[INSTRUCTION] Print out the entries below with no edits.

[SUPPLIED DATA]

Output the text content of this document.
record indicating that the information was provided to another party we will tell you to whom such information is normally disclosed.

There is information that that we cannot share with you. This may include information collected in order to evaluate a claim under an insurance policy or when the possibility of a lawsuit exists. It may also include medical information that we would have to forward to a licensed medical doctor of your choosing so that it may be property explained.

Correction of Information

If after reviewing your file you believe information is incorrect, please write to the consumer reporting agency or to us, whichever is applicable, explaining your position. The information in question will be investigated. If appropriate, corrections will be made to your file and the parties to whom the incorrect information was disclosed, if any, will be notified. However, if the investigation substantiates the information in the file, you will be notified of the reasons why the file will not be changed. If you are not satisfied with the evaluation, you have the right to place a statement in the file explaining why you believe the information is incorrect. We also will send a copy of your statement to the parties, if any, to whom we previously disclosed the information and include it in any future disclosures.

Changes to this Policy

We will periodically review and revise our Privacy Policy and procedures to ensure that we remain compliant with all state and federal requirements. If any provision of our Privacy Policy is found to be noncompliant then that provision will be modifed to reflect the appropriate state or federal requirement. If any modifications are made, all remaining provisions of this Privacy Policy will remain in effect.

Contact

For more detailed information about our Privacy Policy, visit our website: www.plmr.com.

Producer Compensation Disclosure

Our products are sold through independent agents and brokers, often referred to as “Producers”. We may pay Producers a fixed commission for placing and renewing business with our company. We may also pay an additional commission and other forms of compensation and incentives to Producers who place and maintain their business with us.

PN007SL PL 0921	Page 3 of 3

[FINISHED EXERCISE]
Output the text content of this document.
record indicating that the information was provided to another party we will tell you to whom such information is normally disclosed.

There is information that that we cannot share with you. This may include information collected in order to evaluate a claim under an insurance policy or when the possibility of a lawsuit exists. It may also include medical information that we would have to forward to a licensed medical doctor of your choosing so that it may be property explained.

Correction of Information

If after reviewing your file you believe information is incorrect, please write to the consumer reporting agency or to us, whichever is applicable, explaining your position. The information in question will be investigated. If appropriate, corrections will be made to your file and the parties to whom the incorrect information was disclosed, if any, will be notified. However, if the investigation substantiates the information in the file, you will be notified of the reasons why the file will not be changed. If you are not satisfied with the evaluation, you have the right to place a statement in the file explaining why you believe the information is incorrect. We also will send a copy of your statement to the parties, if any, to whom we previously disclosed the information and include it in any future disclosures.

Changes to this Policy

We will periodically review and revise our Privacy Policy and procedures to ensure that we remain compliant with all state and federal requirements. If any provision of our Privacy Policy is found to be noncompliant then that provision will be modifed to reflect the appropriate state or federal requirement. If any modifications are made, all remaining provisions of this Privacy Policy will remain in effect.

Contact

For more detailed information about our Privacy Policy, visit our website: www.plmr.com.

Producer Compensation Disclosure

Our products are sold through independent agents and brokers, often referred to as “Producers”. We may pay Producers a fixed commission for placing and renewing business with our company. We may also pay an additional commission and other forms of compensation and incentives to Producers who place and maintain their business with us.

PN007SL PL 0921	Page 3 of 3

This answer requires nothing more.